Work to do
Read the listing and extract each line that includes the word "this".

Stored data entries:

>>>

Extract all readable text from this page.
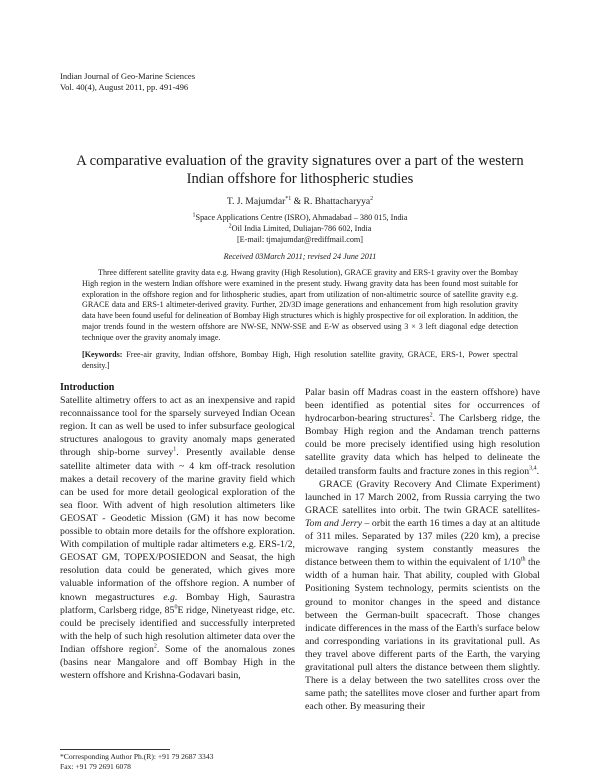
Indian Journal of Geo-Marine Sciences
Vol. 40(4), August 2011, pp. 491-496
A comparative evaluation of the gravity signatures over a part of the western Indian offshore for lithospheric studies
T. J. Majumdar$^{*1}$ & R. Bhattacharyya$^2$
$^1$Space Applications Centre (ISRO), Ahmadabad – 380 015, India
$^2$Oil India Limited, Duliajan-786 602, India
[E-mail: tjmajumdar@rediffmail.com]
Received 03March 2011; revised 24 June 2011
Three different satellite gravity data e.g. Hwang gravity (High Resolution), GRACE gravity and ERS-1 gravity over the Bombay High region in the western Indian offshore were examined in the present study. Hwang gravity data has been found most suitable for exploration in the offshore region and for lithospheric studies, apart from utilization of non-altimetric source of satellite gravity e.g. GRACE data and ERS-1 altimeter-derived gravity. Further, 2D/3D image generations and enhancement from high resolution gravity data have been found useful for delineation of Bombay High structures which is highly prospective for oil exploration. In addition, the major trends found in the western offshore are NW-SE, NNW-SSE and E-W as observed using 3 × 3 left diagonal edge detection technique over the gravity anomaly image.
[Keywords: Free-air gravity, Indian offshore, Bombay High, High resolution satellite gravity, GRACE, ERS-1, Power spectral density.]

Introduction

Satellite altimetry offers to act as an inexpensive and rapid reconnaissance tool for the sparsely surveyed Indian Ocean region. It can as well be used to infer subsurface geological structures analogous to gravity anomaly maps generated through ship-borne survey$^1$. Presently available dense satellite altimeter data with ~ 4 km off-track resolution makes a detail recovery of the marine gravity field which can be used for more detail geological exploration of the sea floor. With advent of high resolution altimeters like GEOSAT - Geodetic Mission (GM) it has now become possible to obtain more details for the offshore exploration. With compilation of multiple radar altimeters e.g. ERS-1/2, GEOSAT GM, TOPEX/POSIEDON and Seasat, the high resolution data could be generated, which gives more valuable information of the offshore region. A number of known megastructures e.g. Bombay High, Saurastra platform, Carlsberg ridge, $85^0E$ ridge, Ninetyeast ridge, etc. could be precisely identified and successfully interpreted with the help of such high resolution altimeter data over the Indian offshore region$^2$. Some of the anomalous zones (basins near Mangalore and off Bombay High in the western offshore and Krishna-Godavari basin,

Palar basin off Madras coast in the eastern offshore) have been identified as potential sites for occurrences of hydrocarbon-bearing structures$^2$. The Carlsberg ridge, the Bombay High region and the Andaman trench patterns could be more precisely identified using high resolution satellite gravity data which has helped to delineate the detailed transform faults and fracture zones in this region$^{3,4}$.

GRACE (Gravity Recovery And Climate Experiment) launched in 17 March 2002, from Russia carrying the two GRACE satellites into orbit. The twin GRACE satellites- Tom and Jerry – orbit the earth 16 times a day at an altitude of 311 miles. Separated by 137 miles (220 km), a precise microwave ranging system constantly measures the distance between them to within the equivalent of 1/10th the width of a human hair. That ability, coupled with Global Positioning System technology, permits scientists on the ground to monitor changes in the speed and distance between the German-built spacecraft. Those changes indicate differences in the mass of the Earth's surface below and corresponding variations in its gravitational pull. As they travel above different parts of the Earth, the varying gravitational pull alters the distance between them slightly. There is a delay between the two satellites cross over the same path; the satellites move closer and further apart from each other. By measuring their

*Corresponding Author Ph.(R): +91 79 2687 3343
Fax: +91 79 2691 6078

<<<

Output of the task
Extract all readable text from this page.
Palar basin off Madras coast in the eastern offshore) have been identified as potential sites for occurrences of hydrocarbon-bearing structures$^2$. The Carlsberg ridge, the Bombay High region and the Andaman trench patterns could be more precisely identified using high resolution satellite gravity data which has helped to delineate the detailed transform faults and fracture zones in this region$^{3,4}$.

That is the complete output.